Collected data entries
○ ○ ○ ○ ○ ○ ○
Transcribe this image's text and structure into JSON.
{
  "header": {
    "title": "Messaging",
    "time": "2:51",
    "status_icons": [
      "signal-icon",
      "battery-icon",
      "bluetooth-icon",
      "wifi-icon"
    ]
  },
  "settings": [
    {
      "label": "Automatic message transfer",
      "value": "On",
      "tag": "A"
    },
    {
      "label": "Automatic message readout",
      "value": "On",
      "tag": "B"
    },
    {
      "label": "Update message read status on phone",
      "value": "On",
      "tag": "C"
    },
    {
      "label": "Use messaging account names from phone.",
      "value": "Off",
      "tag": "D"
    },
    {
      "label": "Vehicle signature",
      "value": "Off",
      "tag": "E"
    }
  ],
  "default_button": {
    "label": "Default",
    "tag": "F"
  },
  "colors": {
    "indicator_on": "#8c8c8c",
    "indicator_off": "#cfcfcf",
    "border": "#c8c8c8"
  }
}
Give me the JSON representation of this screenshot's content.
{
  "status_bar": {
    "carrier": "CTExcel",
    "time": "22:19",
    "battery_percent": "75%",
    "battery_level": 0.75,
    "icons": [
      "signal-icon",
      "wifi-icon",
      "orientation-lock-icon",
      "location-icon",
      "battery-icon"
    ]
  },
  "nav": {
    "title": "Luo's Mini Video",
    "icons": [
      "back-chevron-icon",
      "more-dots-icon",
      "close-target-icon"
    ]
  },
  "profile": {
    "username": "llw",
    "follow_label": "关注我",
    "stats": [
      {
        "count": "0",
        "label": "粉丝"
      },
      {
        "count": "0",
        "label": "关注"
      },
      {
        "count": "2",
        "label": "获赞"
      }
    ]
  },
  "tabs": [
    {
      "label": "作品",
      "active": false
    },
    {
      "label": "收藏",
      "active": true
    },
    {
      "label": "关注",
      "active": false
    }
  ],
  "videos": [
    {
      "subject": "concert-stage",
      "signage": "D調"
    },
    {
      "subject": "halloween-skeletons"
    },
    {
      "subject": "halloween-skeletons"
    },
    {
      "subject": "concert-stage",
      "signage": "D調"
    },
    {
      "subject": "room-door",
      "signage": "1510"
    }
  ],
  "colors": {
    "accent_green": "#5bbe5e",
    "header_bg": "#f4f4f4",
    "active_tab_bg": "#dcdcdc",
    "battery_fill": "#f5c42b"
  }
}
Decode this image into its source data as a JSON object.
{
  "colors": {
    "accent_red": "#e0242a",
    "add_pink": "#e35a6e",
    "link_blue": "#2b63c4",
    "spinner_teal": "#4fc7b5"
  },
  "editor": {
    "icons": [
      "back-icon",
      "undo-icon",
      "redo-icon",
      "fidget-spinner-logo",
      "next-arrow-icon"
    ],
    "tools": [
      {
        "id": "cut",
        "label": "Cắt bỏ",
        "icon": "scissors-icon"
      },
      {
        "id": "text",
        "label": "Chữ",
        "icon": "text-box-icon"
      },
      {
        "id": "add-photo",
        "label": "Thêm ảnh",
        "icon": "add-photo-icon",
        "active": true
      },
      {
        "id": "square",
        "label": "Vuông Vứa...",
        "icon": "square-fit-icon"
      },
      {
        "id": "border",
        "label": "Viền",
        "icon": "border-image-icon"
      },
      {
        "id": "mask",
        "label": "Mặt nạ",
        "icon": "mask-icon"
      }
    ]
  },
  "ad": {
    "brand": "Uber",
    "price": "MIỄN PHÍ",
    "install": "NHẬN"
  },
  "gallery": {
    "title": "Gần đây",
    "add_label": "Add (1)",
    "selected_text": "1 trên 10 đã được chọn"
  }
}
○ ○ ○ ○ ○ ○ ○
WHAT YOU WILL DO | Reproduce the records word for word.

ANSWER TO THIS PROBLEM |
Transcribe this image's text and structure into JSON.
{
  "header": {
    "title": "Messaging",
    "time": "2:51",
    "status_icons": [
      "signal-icon",
      "battery-icon",
      "bluetooth-icon",
      "wifi-icon"
    ]
  },
  "settings": [
    {
      "label": "Automatic message transfer",
      "value": "On",
      "tag": "A"
    },
    {
      "label": "Automatic message readout",
      "value": "On",
      "tag": "B"
    },
    {
      "label": "Update message read status on phone",
      "value": "On",
      "tag": "C"
    },
    {
      "label": "Use messaging account names from phone.",
      "value": "Off",
      "tag": "D"
    },
    {
      "label": "Vehicle signature",
      "value": "Off",
      "tag": "E"
    }
  ],
  "default_button": {
    "label": "Default",
    "tag": "F"
  },
  "colors": {
    "indicator_on": "#8c8c8c",
    "indicator_off": "#cfcfcf",
    "border": "#c8c8c8"
  }
}
Give me the JSON representation of this screenshot's content.
{
  "status_bar": {
    "carrier": "CTExcel",
    "time": "22:19",
    "battery_percent": "75%",
    "battery_level": 0.75,
    "icons": [
      "signal-icon",
      "wifi-icon",
      "orientation-lock-icon",
      "location-icon",
      "battery-icon"
    ]
  },
  "nav": {
    "title": "Luo's Mini Video",
    "icons": [
      "back-chevron-icon",
      "more-dots-icon",
      "close-target-icon"
    ]
  },
  "profile": {
    "username": "llw",
    "follow_label": "关注我",
    "stats": [
      {
        "count": "0",
        "label": "粉丝"
      },
      {
        "count": "0",
        "label": "关注"
      },
      {
        "count": "2",
        "label": "获赞"
      }
    ]
  },
  "tabs": [
    {
      "label": "作品",
      "active": false
    },
    {
      "label": "收藏",
      "active": true
    },
    {
      "label": "关注",
      "active": false
    }
  ],
  "videos": [
    {
      "subject": "concert-stage",
      "signage": "D調"
    },
    {
      "subject": "halloween-skeletons"
    },
    {
      "subject": "halloween-skeletons"
    },
    {
      "subject": "concert-stage",
      "signage": "D調"
    },
    {
      "subject": "room-door",
      "signage": "1510"
    }
  ],
  "colors": {
    "accent_green": "#5bbe5e",
    "header_bg": "#f4f4f4",
    "active_tab_bg": "#dcdcdc",
    "battery_fill": "#f5c42b"
  }
}
Decode this image into its source data as a JSON object.
{
  "colors": {
    "accent_red": "#e0242a",
    "add_pink": "#e35a6e",
    "link_blue": "#2b63c4",
    "spinner_teal": "#4fc7b5"
  },
  "editor": {
    "icons": [
      "back-icon",
      "undo-icon",
      "redo-icon",
      "fidget-spinner-logo",
      "next-arrow-icon"
    ],
    "tools": [
      {
        "id": "cut",
        "label": "Cắt bỏ",
        "icon": "scissors-icon"
      },
      {
        "id": "text",
        "label": "Chữ",
        "icon": "text-box-icon"
      },
      {
        "id": "add-photo",
        "label": "Thêm ảnh",
        "icon": "add-photo-icon",
        "active": true
      },
      {
        "id": "square",
        "label": "Vuông Vứa...",
        "icon": "square-fit-icon"
      },
      {
        "id": "border",
        "label": "Viền",
        "icon": "border-image-icon"
      },
      {
        "id": "mask",
        "label": "Mặt nạ",
        "icon": "mask-icon"
      }
    ]
  },
  "ad": {
    "brand": "Uber",
    "price": "MIỄN PHÍ",
    "install": "NHẬN"
  },
  "gallery": {
    "title": "Gần đây",
    "add_label": "Add (1)",
    "selected_text": "1 trên 10 đã được chọn"
  }
}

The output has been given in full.